▶ **What you need to do**: Report the count of lines holding "name" in the records, with no other words.

-- Begin Data for this task --

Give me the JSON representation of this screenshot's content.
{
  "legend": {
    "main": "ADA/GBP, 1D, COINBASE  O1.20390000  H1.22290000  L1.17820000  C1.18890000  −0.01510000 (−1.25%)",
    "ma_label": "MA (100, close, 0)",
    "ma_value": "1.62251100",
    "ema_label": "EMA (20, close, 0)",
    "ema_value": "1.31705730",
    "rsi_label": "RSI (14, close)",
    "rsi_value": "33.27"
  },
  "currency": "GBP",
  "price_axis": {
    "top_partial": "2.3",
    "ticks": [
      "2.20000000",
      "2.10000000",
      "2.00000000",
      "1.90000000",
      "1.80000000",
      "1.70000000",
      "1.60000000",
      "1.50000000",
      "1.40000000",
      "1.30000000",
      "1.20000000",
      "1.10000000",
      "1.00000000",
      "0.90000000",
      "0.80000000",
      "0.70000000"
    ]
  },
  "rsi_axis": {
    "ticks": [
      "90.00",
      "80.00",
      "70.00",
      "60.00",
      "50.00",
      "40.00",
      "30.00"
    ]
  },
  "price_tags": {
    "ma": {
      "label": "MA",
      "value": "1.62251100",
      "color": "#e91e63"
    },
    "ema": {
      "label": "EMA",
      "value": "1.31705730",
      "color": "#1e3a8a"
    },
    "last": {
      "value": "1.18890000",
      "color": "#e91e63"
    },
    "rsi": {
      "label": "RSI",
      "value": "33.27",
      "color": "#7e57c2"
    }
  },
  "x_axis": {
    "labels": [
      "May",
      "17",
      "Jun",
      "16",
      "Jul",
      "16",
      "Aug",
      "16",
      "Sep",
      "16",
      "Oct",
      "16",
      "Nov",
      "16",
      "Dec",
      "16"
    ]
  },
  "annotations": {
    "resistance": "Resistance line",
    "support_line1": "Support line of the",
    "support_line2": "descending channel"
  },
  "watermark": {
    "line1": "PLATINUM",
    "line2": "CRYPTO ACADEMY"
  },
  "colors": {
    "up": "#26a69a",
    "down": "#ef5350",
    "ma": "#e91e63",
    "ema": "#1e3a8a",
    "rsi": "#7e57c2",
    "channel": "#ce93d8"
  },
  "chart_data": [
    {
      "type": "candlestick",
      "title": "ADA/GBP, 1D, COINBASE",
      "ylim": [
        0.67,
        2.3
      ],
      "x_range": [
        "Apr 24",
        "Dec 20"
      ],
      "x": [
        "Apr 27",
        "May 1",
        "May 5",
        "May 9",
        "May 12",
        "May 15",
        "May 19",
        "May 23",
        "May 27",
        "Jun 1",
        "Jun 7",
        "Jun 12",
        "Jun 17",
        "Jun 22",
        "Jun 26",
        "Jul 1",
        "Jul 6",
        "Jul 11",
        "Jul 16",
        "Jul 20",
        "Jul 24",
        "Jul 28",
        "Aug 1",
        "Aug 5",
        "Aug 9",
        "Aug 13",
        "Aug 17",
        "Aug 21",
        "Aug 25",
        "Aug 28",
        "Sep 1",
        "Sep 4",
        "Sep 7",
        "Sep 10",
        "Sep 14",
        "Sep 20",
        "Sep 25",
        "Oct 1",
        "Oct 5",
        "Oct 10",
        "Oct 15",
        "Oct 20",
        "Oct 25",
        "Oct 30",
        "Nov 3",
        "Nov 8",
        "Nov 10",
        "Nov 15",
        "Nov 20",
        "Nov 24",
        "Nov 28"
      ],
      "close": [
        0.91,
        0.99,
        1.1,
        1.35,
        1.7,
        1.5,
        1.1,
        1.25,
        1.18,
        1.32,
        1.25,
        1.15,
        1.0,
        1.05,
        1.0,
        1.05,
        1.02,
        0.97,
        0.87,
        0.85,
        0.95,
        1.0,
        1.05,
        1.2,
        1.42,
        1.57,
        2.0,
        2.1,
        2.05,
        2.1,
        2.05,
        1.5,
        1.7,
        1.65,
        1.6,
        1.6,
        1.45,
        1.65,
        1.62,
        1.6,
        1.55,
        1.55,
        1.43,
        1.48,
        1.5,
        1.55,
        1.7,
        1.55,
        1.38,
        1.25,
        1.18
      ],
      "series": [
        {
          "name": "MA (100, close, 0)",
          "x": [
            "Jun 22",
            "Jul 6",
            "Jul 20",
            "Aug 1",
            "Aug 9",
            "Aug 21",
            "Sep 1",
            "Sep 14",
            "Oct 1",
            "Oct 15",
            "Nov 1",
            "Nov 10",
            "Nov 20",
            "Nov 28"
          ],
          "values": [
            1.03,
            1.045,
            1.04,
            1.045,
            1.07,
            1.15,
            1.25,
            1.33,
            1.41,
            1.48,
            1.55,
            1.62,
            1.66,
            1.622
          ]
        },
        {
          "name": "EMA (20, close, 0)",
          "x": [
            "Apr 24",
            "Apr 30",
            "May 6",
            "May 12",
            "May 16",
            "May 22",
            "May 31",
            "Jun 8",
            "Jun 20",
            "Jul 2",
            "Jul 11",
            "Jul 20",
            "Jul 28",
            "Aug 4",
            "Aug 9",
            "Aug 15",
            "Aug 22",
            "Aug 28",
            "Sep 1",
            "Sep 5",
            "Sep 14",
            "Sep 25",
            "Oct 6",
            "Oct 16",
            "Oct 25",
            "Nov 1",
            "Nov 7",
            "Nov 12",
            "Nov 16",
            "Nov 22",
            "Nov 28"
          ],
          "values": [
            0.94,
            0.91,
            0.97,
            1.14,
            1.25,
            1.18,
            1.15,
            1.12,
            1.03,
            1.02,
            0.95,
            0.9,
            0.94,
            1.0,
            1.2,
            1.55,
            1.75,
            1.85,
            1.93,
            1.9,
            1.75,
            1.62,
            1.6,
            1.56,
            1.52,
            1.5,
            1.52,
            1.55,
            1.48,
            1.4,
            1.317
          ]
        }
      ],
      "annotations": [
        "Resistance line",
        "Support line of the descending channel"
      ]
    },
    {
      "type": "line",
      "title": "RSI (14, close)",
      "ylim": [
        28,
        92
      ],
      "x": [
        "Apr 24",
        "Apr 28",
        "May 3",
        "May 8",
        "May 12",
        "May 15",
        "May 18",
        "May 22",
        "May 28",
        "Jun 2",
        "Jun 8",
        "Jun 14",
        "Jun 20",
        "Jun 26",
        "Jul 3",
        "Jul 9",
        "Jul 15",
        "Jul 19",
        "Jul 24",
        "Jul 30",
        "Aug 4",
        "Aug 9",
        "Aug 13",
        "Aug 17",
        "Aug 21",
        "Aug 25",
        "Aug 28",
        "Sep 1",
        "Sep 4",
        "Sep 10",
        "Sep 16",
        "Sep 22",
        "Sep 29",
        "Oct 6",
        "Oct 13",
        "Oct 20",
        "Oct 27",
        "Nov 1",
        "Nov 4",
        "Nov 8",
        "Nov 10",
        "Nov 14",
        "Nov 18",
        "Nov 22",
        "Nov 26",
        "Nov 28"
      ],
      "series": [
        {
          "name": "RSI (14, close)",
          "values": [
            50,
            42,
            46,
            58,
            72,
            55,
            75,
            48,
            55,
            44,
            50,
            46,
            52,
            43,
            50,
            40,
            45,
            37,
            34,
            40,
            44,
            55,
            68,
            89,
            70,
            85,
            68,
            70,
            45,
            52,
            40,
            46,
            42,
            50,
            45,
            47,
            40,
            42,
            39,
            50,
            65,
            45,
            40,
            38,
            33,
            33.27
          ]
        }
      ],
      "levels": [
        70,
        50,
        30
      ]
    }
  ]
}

-- End Data for this task --

▶ **Solution**: 3